## ROWS
◇ ◇ ◇

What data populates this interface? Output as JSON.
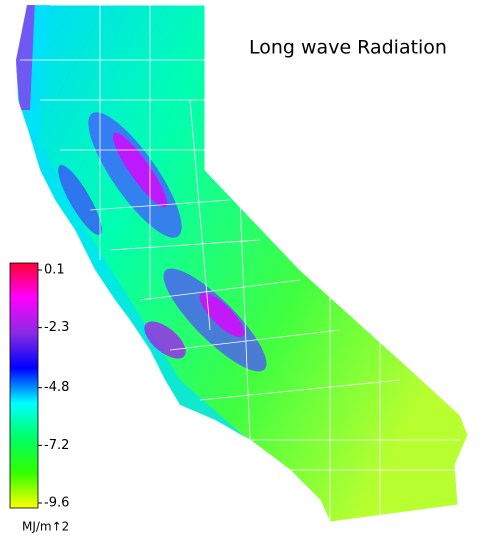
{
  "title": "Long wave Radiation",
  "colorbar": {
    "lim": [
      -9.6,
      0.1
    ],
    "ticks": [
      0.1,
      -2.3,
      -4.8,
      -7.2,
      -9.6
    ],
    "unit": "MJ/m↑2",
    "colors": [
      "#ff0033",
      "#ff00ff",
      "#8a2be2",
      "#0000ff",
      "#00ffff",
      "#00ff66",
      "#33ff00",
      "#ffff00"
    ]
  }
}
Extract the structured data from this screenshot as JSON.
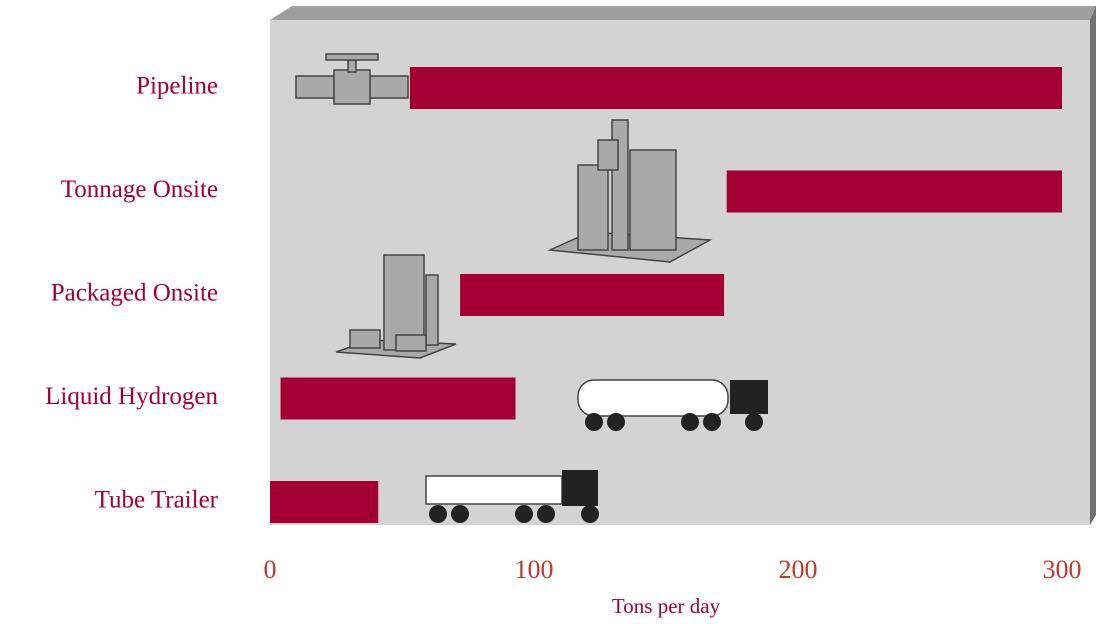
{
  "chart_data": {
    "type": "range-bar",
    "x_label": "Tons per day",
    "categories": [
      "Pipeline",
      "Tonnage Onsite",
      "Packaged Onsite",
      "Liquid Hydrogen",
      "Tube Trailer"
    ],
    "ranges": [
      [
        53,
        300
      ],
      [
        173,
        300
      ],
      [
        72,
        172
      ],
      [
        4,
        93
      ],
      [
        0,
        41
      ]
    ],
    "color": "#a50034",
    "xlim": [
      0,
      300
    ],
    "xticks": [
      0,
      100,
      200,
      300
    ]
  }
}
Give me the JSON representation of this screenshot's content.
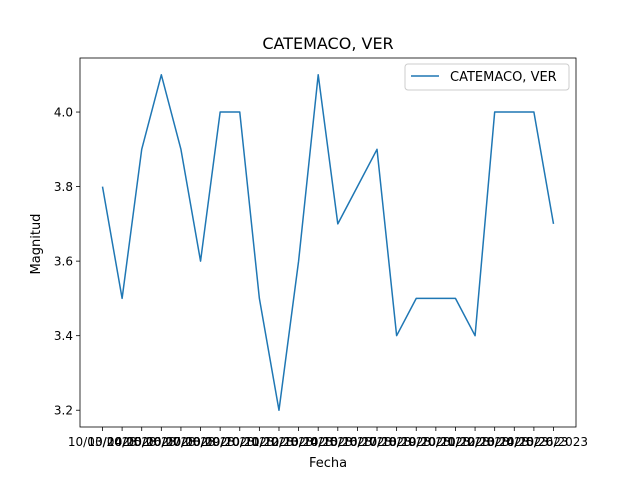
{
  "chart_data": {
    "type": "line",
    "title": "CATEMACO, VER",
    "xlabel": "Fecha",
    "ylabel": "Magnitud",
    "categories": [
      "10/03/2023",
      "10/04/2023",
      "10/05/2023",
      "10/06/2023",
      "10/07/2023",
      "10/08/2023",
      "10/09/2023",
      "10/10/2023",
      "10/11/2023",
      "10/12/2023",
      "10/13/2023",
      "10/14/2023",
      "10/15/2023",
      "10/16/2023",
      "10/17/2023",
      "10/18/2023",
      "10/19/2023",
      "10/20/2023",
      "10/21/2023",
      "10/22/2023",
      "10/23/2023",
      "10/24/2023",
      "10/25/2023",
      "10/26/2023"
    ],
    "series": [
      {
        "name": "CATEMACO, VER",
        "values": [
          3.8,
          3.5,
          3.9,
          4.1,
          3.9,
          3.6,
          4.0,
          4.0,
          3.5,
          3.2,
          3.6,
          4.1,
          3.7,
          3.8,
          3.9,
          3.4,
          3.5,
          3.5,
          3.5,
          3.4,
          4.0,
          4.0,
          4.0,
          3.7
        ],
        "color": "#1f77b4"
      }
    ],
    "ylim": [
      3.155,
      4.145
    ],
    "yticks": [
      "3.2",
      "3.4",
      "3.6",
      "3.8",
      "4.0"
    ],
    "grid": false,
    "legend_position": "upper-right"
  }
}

◇ ◇ ◇

## TASK GOAL
The material above holds pictures; copy everything else in it exactly.

## COMPLETED EXERCISE
What data populates this interface? Output as JSON.
{
  "title": "Long wave Radiation",
  "colorbar": {
    "lim": [
      -9.6,
      0.1
    ],
    "ticks": [
      0.1,
      -2.3,
      -4.8,
      -7.2,
      -9.6
    ],
    "unit": "MJ/m↑2",
    "colors": [
      "#ff0033",
      "#ff00ff",
      "#8a2be2",
      "#0000ff",
      "#00ffff",
      "#00ff66",
      "#33ff00",
      "#ffff00"
    ]
  }
}
Extract the structured data from this screenshot as JSON.
{
  "chart_data": {
    "type": "range-bar",
    "x_label": "Tons per day",
    "categories": [
      "Pipeline",
      "Tonnage Onsite",
      "Packaged Onsite",
      "Liquid Hydrogen",
      "Tube Trailer"
    ],
    "ranges": [
      [
        53,
        300
      ],
      [
        173,
        300
      ],
      [
        72,
        172
      ],
      [
        4,
        93
      ],
      [
        0,
        41
      ]
    ],
    "color": "#a50034",
    "xlim": [
      0,
      300
    ],
    "xticks": [
      0,
      100,
      200,
      300
    ]
  }
}
Give me the JSON representation of this screenshot's content.
{
  "chart_data": {
    "type": "line",
    "title": "CATEMACO, VER",
    "xlabel": "Fecha",
    "ylabel": "Magnitud",
    "categories": [
      "10/03/2023",
      "10/04/2023",
      "10/05/2023",
      "10/06/2023",
      "10/07/2023",
      "10/08/2023",
      "10/09/2023",
      "10/10/2023",
      "10/11/2023",
      "10/12/2023",
      "10/13/2023",
      "10/14/2023",
      "10/15/2023",
      "10/16/2023",
      "10/17/2023",
      "10/18/2023",
      "10/19/2023",
      "10/20/2023",
      "10/21/2023",
      "10/22/2023",
      "10/23/2023",
      "10/24/2023",
      "10/25/2023",
      "10/26/2023"
    ],
    "series": [
      {
        "name": "CATEMACO, VER",
        "values": [
          3.8,
          3.5,
          3.9,
          4.1,
          3.9,
          3.6,
          4.0,
          4.0,
          3.5,
          3.2,
          3.6,
          4.1,
          3.7,
          3.8,
          3.9,
          3.4,
          3.5,
          3.5,
          3.5,
          3.4,
          4.0,
          4.0,
          4.0,
          3.7
        ],
        "color": "#1f77b4"
      }
    ],
    "ylim": [
      3.155,
      4.145
    ],
    "yticks": [
      "3.2",
      "3.4",
      "3.6",
      "3.8",
      "4.0"
    ],
    "grid": false,
    "legend_position": "upper-right"
  }
}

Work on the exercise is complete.